Write out every single entry exactly.
— Start GIVEN DATA —
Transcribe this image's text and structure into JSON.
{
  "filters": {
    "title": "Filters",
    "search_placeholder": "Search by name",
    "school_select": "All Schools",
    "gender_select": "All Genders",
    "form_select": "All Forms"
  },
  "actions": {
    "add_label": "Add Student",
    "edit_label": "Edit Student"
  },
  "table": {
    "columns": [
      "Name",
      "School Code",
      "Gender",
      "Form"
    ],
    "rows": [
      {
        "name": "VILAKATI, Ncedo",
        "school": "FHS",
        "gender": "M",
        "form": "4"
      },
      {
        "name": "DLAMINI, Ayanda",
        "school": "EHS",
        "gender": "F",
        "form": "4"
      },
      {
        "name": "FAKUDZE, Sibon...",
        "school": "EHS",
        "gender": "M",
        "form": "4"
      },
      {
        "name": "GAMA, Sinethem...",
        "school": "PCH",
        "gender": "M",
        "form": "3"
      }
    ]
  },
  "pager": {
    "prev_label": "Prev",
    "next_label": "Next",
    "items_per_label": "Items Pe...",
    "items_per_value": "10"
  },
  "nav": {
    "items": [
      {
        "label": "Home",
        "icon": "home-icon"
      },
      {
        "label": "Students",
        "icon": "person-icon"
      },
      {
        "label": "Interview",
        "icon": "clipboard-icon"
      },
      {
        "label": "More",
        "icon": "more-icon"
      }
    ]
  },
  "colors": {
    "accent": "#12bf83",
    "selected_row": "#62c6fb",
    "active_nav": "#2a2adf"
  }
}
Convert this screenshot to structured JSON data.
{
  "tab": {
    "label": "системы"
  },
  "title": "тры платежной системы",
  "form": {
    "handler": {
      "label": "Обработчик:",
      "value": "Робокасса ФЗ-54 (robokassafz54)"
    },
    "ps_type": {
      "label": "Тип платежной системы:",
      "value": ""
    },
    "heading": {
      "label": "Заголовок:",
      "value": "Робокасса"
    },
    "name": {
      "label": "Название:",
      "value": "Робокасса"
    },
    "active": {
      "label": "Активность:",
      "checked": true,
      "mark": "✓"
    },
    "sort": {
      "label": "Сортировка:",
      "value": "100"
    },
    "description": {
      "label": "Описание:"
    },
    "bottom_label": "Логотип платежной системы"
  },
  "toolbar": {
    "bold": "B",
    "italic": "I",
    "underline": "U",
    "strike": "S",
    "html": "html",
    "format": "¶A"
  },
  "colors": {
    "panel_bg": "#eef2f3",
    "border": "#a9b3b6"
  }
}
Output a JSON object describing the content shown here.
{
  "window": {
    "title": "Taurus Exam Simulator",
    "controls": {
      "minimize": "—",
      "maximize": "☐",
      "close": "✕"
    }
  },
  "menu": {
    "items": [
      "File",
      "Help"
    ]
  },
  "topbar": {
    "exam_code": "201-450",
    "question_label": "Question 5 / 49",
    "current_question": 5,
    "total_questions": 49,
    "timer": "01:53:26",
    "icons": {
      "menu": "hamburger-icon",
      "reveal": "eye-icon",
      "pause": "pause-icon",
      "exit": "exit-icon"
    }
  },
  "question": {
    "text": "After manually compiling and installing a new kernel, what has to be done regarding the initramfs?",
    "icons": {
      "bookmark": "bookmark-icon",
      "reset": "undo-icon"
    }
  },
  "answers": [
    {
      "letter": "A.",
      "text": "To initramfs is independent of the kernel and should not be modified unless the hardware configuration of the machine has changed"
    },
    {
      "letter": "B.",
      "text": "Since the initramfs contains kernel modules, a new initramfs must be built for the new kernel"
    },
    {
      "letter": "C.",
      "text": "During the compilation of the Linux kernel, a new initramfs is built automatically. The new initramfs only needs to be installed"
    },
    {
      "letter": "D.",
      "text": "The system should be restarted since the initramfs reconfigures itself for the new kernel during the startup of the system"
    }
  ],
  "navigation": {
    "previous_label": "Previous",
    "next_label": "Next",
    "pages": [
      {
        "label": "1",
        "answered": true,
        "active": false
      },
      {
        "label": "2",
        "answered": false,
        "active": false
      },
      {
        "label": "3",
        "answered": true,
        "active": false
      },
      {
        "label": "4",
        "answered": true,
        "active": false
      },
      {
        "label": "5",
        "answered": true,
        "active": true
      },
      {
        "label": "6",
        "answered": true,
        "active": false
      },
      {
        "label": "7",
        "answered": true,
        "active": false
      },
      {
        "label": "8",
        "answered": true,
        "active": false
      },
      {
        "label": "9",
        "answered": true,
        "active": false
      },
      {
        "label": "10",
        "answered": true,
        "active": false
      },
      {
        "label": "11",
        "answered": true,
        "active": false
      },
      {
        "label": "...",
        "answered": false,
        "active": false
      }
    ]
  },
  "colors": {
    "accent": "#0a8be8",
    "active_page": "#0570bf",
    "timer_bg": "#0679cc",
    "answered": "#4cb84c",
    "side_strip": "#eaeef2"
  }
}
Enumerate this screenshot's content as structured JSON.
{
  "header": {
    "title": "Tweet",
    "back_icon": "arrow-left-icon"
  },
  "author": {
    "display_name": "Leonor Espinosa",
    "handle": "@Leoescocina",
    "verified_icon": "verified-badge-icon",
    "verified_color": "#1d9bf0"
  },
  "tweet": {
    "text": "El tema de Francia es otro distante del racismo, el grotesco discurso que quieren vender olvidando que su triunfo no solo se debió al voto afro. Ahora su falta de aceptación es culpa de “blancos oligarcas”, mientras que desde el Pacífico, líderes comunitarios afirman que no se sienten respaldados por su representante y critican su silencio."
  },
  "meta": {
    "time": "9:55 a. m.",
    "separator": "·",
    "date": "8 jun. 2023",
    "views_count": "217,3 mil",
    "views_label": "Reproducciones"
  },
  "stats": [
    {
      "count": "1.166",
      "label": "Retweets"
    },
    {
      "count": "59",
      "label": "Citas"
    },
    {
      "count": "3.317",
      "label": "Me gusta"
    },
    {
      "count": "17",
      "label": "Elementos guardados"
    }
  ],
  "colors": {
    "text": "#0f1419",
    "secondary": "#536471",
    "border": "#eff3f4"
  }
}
— End GIVEN DATA —
*EXERCISE SOLUTION:*
Transcribe this image's text and structure into JSON.
{
  "filters": {
    "title": "Filters",
    "search_placeholder": "Search by name",
    "school_select": "All Schools",
    "gender_select": "All Genders",
    "form_select": "All Forms"
  },
  "actions": {
    "add_label": "Add Student",
    "edit_label": "Edit Student"
  },
  "table": {
    "columns": [
      "Name",
      "School Code",
      "Gender",
      "Form"
    ],
    "rows": [
      {
        "name": "VILAKATI, Ncedo",
        "school": "FHS",
        "gender": "M",
        "form": "4"
      },
      {
        "name": "DLAMINI, Ayanda",
        "school": "EHS",
        "gender": "F",
        "form": "4"
      },
      {
        "name": "FAKUDZE, Sibon...",
        "school": "EHS",
        "gender": "M",
        "form": "4"
      },
      {
        "name": "GAMA, Sinethem...",
        "school": "PCH",
        "gender": "M",
        "form": "3"
      }
    ]
  },
  "pager": {
    "prev_label": "Prev",
    "next_label": "Next",
    "items_per_label": "Items Pe...",
    "items_per_value": "10"
  },
  "nav": {
    "items": [
      {
        "label": "Home",
        "icon": "home-icon"
      },
      {
        "label": "Students",
        "icon": "person-icon"
      },
      {
        "label": "Interview",
        "icon": "clipboard-icon"
      },
      {
        "label": "More",
        "icon": "more-icon"
      }
    ]
  },
  "colors": {
    "accent": "#12bf83",
    "selected_row": "#62c6fb",
    "active_nav": "#2a2adf"
  }
}
Convert this screenshot to structured JSON data.
{
  "tab": {
    "label": "системы"
  },
  "title": "тры платежной системы",
  "form": {
    "handler": {
      "label": "Обработчик:",
      "value": "Робокасса ФЗ-54 (robokassafz54)"
    },
    "ps_type": {
      "label": "Тип платежной системы:",
      "value": ""
    },
    "heading": {
      "label": "Заголовок:",
      "value": "Робокасса"
    },
    "name": {
      "label": "Название:",
      "value": "Робокасса"
    },
    "active": {
      "label": "Активность:",
      "checked": true,
      "mark": "✓"
    },
    "sort": {
      "label": "Сортировка:",
      "value": "100"
    },
    "description": {
      "label": "Описание:"
    },
    "bottom_label": "Логотип платежной системы"
  },
  "toolbar": {
    "bold": "B",
    "italic": "I",
    "underline": "U",
    "strike": "S",
    "html": "html",
    "format": "¶A"
  },
  "colors": {
    "panel_bg": "#eef2f3",
    "border": "#a9b3b6"
  }
}
Output a JSON object describing the content shown here.
{
  "window": {
    "title": "Taurus Exam Simulator",
    "controls": {
      "minimize": "—",
      "maximize": "☐",
      "close": "✕"
    }
  },
  "menu": {
    "items": [
      "File",
      "Help"
    ]
  },
  "topbar": {
    "exam_code": "201-450",
    "question_label": "Question 5 / 49",
    "current_question": 5,
    "total_questions": 49,
    "timer": "01:53:26",
    "icons": {
      "menu": "hamburger-icon",
      "reveal": "eye-icon",
      "pause": "pause-icon",
      "exit": "exit-icon"
    }
  },
  "question": {
    "text": "After manually compiling and installing a new kernel, what has to be done regarding the initramfs?",
    "icons": {
      "bookmark": "bookmark-icon",
      "reset": "undo-icon"
    }
  },
  "answers": [
    {
      "letter": "A.",
      "text": "To initramfs is independent of the kernel and should not be modified unless the hardware configuration of the machine has changed"
    },
    {
      "letter": "B.",
      "text": "Since the initramfs contains kernel modules, a new initramfs must be built for the new kernel"
    },
    {
      "letter": "C.",
      "text": "During the compilation of the Linux kernel, a new initramfs is built automatically. The new initramfs only needs to be installed"
    },
    {
      "letter": "D.",
      "text": "The system should be restarted since the initramfs reconfigures itself for the new kernel during the startup of the system"
    }
  ],
  "navigation": {
    "previous_label": "Previous",
    "next_label": "Next",
    "pages": [
      {
        "label": "1",
        "answered": true,
        "active": false
      },
      {
        "label": "2",
        "answered": false,
        "active": false
      },
      {
        "label": "3",
        "answered": true,
        "active": false
      },
      {
        "label": "4",
        "answered": true,
        "active": false
      },
      {
        "label": "5",
        "answered": true,
        "active": true
      },
      {
        "label": "6",
        "answered": true,
        "active": false
      },
      {
        "label": "7",
        "answered": true,
        "active": false
      },
      {
        "label": "8",
        "answered": true,
        "active": false
      },
      {
        "label": "9",
        "answered": true,
        "active": false
      },
      {
        "label": "10",
        "answered": true,
        "active": false
      },
      {
        "label": "11",
        "answered": true,
        "active": false
      },
      {
        "label": "...",
        "answered": false,
        "active": false
      }
    ]
  },
  "colors": {
    "accent": "#0a8be8",
    "active_page": "#0570bf",
    "timer_bg": "#0679cc",
    "answered": "#4cb84c",
    "side_strip": "#eaeef2"
  }
}
Enumerate this screenshot's content as structured JSON.
{
  "header": {
    "title": "Tweet",
    "back_icon": "arrow-left-icon"
  },
  "author": {
    "display_name": "Leonor Espinosa",
    "handle": "@Leoescocina",
    "verified_icon": "verified-badge-icon",
    "verified_color": "#1d9bf0"
  },
  "tweet": {
    "text": "El tema de Francia es otro distante del racismo, el grotesco discurso que quieren vender olvidando que su triunfo no solo se debió al voto afro. Ahora su falta de aceptación es culpa de “blancos oligarcas”, mientras que desde el Pacífico, líderes comunitarios afirman que no se sienten respaldados por su representante y critican su silencio."
  },
  "meta": {
    "time": "9:55 a. m.",
    "separator": "·",
    "date": "8 jun. 2023",
    "views_count": "217,3 mil",
    "views_label": "Reproducciones"
  },
  "stats": [
    {
      "count": "1.166",
      "label": "Retweets"
    },
    {
      "count": "59",
      "label": "Citas"
    },
    {
      "count": "3.317",
      "label": "Me gusta"
    },
    {
      "count": "17",
      "label": "Elementos guardados"
    }
  ],
  "colors": {
    "text": "#0f1419",
    "secondary": "#536471",
    "border": "#eff3f4"
  }
}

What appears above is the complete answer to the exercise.